Written problem » Identify each line containing the word "方向相反" and copy it.

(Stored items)

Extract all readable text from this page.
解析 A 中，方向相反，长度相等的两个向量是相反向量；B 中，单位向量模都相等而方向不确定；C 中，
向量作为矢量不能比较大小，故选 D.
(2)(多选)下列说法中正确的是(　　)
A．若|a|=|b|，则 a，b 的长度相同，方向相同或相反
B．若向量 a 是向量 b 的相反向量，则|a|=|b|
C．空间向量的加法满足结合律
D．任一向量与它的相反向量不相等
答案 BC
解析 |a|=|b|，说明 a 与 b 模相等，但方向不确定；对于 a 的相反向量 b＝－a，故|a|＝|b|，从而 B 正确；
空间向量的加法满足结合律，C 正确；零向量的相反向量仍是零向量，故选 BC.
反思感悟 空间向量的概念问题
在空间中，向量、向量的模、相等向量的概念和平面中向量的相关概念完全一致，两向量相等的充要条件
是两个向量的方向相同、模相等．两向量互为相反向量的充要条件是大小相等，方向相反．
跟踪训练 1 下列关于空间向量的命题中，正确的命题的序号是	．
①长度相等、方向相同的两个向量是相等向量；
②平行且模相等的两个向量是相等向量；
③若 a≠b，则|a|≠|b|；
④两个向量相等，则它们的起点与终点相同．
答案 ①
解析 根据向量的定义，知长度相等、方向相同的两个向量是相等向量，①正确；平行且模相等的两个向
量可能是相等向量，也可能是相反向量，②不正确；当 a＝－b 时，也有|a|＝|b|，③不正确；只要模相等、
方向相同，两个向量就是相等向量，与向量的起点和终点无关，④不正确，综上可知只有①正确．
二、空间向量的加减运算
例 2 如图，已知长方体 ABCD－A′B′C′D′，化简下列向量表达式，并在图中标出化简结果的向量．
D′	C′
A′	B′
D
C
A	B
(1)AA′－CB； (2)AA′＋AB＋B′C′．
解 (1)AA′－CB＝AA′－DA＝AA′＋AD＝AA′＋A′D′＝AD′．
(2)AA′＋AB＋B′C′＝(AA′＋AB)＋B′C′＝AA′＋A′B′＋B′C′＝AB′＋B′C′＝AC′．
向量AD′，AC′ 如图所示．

Output of the task »
解析 A 中，方向相反，长度相等的两个向量是相反向量；B 中，单位向量模都相等而方向不确定；C 中，
是两个向量的方向相同、模相等．两向量互为相反向量的充要条件是大小相等，方向相反．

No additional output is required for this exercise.